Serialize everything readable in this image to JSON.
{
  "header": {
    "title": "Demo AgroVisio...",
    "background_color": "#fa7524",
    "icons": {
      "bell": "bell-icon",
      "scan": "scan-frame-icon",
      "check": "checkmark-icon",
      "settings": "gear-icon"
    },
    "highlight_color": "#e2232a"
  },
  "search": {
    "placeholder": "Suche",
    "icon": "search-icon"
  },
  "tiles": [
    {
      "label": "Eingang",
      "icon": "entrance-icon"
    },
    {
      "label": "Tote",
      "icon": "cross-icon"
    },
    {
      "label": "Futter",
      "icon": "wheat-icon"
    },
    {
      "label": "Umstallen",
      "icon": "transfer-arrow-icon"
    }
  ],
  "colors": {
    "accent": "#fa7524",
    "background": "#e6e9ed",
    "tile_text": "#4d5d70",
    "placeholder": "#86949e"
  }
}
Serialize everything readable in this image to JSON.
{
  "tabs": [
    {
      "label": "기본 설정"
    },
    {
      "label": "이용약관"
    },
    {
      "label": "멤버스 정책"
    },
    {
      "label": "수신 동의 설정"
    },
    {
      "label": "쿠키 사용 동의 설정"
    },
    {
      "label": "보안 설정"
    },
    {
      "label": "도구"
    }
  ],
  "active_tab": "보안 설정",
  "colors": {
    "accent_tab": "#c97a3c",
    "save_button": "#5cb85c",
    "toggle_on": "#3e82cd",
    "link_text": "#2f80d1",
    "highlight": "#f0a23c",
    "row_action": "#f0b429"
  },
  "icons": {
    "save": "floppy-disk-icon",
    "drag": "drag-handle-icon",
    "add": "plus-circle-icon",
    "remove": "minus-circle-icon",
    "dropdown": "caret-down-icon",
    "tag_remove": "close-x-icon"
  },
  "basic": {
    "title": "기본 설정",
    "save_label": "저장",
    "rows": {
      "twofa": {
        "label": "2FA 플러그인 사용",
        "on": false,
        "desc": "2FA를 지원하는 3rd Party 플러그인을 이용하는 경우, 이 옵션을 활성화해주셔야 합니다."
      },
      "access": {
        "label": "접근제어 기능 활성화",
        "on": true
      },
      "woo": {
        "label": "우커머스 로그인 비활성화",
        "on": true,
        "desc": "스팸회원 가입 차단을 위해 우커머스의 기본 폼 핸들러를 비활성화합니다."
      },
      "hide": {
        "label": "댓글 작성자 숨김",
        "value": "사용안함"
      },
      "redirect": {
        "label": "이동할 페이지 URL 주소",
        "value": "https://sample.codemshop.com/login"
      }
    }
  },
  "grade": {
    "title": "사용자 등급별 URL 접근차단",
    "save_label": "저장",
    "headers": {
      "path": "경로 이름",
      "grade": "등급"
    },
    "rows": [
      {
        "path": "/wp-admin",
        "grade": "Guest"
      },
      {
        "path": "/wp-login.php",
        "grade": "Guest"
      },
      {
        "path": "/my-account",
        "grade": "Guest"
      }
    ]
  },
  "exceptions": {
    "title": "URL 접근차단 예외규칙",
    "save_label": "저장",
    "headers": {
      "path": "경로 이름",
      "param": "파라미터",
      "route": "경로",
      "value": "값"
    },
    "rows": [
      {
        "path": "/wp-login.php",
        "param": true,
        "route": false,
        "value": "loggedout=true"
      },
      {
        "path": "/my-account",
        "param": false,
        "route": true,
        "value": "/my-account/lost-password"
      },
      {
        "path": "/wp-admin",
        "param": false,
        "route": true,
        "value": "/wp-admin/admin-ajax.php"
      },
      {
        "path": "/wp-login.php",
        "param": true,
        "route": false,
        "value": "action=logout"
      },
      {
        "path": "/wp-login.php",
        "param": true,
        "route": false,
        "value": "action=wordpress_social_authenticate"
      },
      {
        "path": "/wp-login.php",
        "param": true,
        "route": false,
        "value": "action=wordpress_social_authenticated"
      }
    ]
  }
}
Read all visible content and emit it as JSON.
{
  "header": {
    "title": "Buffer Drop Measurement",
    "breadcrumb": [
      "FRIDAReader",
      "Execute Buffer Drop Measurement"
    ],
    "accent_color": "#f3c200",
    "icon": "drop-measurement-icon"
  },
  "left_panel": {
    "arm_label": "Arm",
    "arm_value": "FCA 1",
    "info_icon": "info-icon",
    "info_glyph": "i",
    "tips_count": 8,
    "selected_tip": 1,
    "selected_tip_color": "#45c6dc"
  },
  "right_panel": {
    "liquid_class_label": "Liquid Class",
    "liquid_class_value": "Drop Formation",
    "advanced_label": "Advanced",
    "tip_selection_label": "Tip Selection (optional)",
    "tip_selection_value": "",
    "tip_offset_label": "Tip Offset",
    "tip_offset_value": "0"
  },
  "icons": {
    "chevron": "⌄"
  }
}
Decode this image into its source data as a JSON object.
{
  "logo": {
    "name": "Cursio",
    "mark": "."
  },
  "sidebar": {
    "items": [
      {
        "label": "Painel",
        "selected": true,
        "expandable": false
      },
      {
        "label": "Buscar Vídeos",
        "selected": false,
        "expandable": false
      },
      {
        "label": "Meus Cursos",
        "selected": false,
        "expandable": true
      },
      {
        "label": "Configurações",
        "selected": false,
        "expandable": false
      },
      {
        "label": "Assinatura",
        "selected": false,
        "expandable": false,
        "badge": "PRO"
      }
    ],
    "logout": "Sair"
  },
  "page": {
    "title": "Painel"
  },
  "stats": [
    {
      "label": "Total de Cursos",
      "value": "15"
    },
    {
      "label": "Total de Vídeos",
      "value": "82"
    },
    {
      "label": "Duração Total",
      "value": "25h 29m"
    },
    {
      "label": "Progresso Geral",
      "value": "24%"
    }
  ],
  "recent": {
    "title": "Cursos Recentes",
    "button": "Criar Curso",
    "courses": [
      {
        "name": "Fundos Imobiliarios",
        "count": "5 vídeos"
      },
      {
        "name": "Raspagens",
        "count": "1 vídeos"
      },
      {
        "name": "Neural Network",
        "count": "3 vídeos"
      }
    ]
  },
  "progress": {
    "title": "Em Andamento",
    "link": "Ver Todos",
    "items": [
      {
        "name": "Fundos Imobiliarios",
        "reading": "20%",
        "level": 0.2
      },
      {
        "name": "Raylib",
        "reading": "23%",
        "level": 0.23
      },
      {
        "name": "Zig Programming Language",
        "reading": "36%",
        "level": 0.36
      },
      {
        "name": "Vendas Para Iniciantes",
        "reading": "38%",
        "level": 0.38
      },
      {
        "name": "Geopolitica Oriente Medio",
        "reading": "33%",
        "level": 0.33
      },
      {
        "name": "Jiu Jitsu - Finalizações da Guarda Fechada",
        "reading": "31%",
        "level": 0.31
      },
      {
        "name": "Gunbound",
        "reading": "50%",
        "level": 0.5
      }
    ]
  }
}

+ + + +

What the exercise asks: Extract all of the data above without altering anything.

Task answer:
Serialize everything readable in this image to JSON.
{
  "header": {
    "title": "Demo AgroVisio...",
    "background_color": "#fa7524",
    "icons": {
      "bell": "bell-icon",
      "scan": "scan-frame-icon",
      "check": "checkmark-icon",
      "settings": "gear-icon"
    },
    "highlight_color": "#e2232a"
  },
  "search": {
    "placeholder": "Suche",
    "icon": "search-icon"
  },
  "tiles": [
    {
      "label": "Eingang",
      "icon": "entrance-icon"
    },
    {
      "label": "Tote",
      "icon": "cross-icon"
    },
    {
      "label": "Futter",
      "icon": "wheat-icon"
    },
    {
      "label": "Umstallen",
      "icon": "transfer-arrow-icon"
    }
  ],
  "colors": {
    "accent": "#fa7524",
    "background": "#e6e9ed",
    "tile_text": "#4d5d70",
    "placeholder": "#86949e"
  }
}
Serialize everything readable in this image to JSON.
{
  "tabs": [
    {
      "label": "기본 설정"
    },
    {
      "label": "이용약관"
    },
    {
      "label": "멤버스 정책"
    },
    {
      "label": "수신 동의 설정"
    },
    {
      "label": "쿠키 사용 동의 설정"
    },
    {
      "label": "보안 설정"
    },
    {
      "label": "도구"
    }
  ],
  "active_tab": "보안 설정",
  "colors": {
    "accent_tab": "#c97a3c",
    "save_button": "#5cb85c",
    "toggle_on": "#3e82cd",
    "link_text": "#2f80d1",
    "highlight": "#f0a23c",
    "row_action": "#f0b429"
  },
  "icons": {
    "save": "floppy-disk-icon",
    "drag": "drag-handle-icon",
    "add": "plus-circle-icon",
    "remove": "minus-circle-icon",
    "dropdown": "caret-down-icon",
    "tag_remove": "close-x-icon"
  },
  "basic": {
    "title": "기본 설정",
    "save_label": "저장",
    "rows": {
      "twofa": {
        "label": "2FA 플러그인 사용",
        "on": false,
        "desc": "2FA를 지원하는 3rd Party 플러그인을 이용하는 경우, 이 옵션을 활성화해주셔야 합니다."
      },
      "access": {
        "label": "접근제어 기능 활성화",
        "on": true
      },
      "woo": {
        "label": "우커머스 로그인 비활성화",
        "on": true,
        "desc": "스팸회원 가입 차단을 위해 우커머스의 기본 폼 핸들러를 비활성화합니다."
      },
      "hide": {
        "label": "댓글 작성자 숨김",
        "value": "사용안함"
      },
      "redirect": {
        "label": "이동할 페이지 URL 주소",
        "value": "https://sample.codemshop.com/login"
      }
    }
  },
  "grade": {
    "title": "사용자 등급별 URL 접근차단",
    "save_label": "저장",
    "headers": {
      "path": "경로 이름",
      "grade": "등급"
    },
    "rows": [
      {
        "path": "/wp-admin",
        "grade": "Guest"
      },
      {
        "path": "/wp-login.php",
        "grade": "Guest"
      },
      {
        "path": "/my-account",
        "grade": "Guest"
      }
    ]
  },
  "exceptions": {
    "title": "URL 접근차단 예외규칙",
    "save_label": "저장",
    "headers": {
      "path": "경로 이름",
      "param": "파라미터",
      "route": "경로",
      "value": "값"
    },
    "rows": [
      {
        "path": "/wp-login.php",
        "param": true,
        "route": false,
        "value": "loggedout=true"
      },
      {
        "path": "/my-account",
        "param": false,
        "route": true,
        "value": "/my-account/lost-password"
      },
      {
        "path": "/wp-admin",
        "param": false,
        "route": true,
        "value": "/wp-admin/admin-ajax.php"
      },
      {
        "path": "/wp-login.php",
        "param": true,
        "route": false,
        "value": "action=logout"
      },
      {
        "path": "/wp-login.php",
        "param": true,
        "route": false,
        "value": "action=wordpress_social_authenticate"
      },
      {
        "path": "/wp-login.php",
        "param": true,
        "route": false,
        "value": "action=wordpress_social_authenticated"
      }
    ]
  }
}
Read all visible content and emit it as JSON.
{
  "header": {
    "title": "Buffer Drop Measurement",
    "breadcrumb": [
      "FRIDAReader",
      "Execute Buffer Drop Measurement"
    ],
    "accent_color": "#f3c200",
    "icon": "drop-measurement-icon"
  },
  "left_panel": {
    "arm_label": "Arm",
    "arm_value": "FCA 1",
    "info_icon": "info-icon",
    "info_glyph": "i",
    "tips_count": 8,
    "selected_tip": 1,
    "selected_tip_color": "#45c6dc"
  },
  "right_panel": {
    "liquid_class_label": "Liquid Class",
    "liquid_class_value": "Drop Formation",
    "advanced_label": "Advanced",
    "tip_selection_label": "Tip Selection (optional)",
    "tip_selection_value": "",
    "tip_offset_label": "Tip Offset",
    "tip_offset_value": "0"
  },
  "icons": {
    "chevron": "⌄"
  }
}
Decode this image into its source data as a JSON object.
{
  "logo": {
    "name": "Cursio",
    "mark": "."
  },
  "sidebar": {
    "items": [
      {
        "label": "Painel",
        "selected": true,
        "expandable": false
      },
      {
        "label": "Buscar Vídeos",
        "selected": false,
        "expandable": false
      },
      {
        "label": "Meus Cursos",
        "selected": false,
        "expandable": true
      },
      {
        "label": "Configurações",
        "selected": false,
        "expandable": false
      },
      {
        "label": "Assinatura",
        "selected": false,
        "expandable": false,
        "badge": "PRO"
      }
    ],
    "logout": "Sair"
  },
  "page": {
    "title": "Painel"
  },
  "stats": [
    {
      "label": "Total de Cursos",
      "value": "15"
    },
    {
      "label": "Total de Vídeos",
      "value": "82"
    },
    {
      "label": "Duração Total",
      "value": "25h 29m"
    },
    {
      "label": "Progresso Geral",
      "value": "24%"
    }
  ],
  "recent": {
    "title": "Cursos Recentes",
    "button": "Criar Curso",
    "courses": [
      {
        "name": "Fundos Imobiliarios",
        "count": "5 vídeos"
      },
      {
        "name": "Raspagens",
        "count": "1 vídeos"
      },
      {
        "name": "Neural Network",
        "count": "3 vídeos"
      }
    ]
  },
  "progress": {
    "title": "Em Andamento",
    "link": "Ver Todos",
    "items": [
      {
        "name": "Fundos Imobiliarios",
        "reading": "20%",
        "level": 0.2
      },
      {
        "name": "Raylib",
        "reading": "23%",
        "level": 0.23
      },
      {
        "name": "Zig Programming Language",
        "reading": "36%",
        "level": 0.36
      },
      {
        "name": "Vendas Para Iniciantes",
        "reading": "38%",
        "level": 0.38
      },
      {
        "name": "Geopolitica Oriente Medio",
        "reading": "33%",
        "level": 0.33
      },
      {
        "name": "Jiu Jitsu - Finalizações da Guarda Fechada",
        "reading": "31%",
        "level": 0.31
      },
      {
        "name": "Gunbound",
        "reading": "50%",
        "level": 0.5
      }
    ]
  }
}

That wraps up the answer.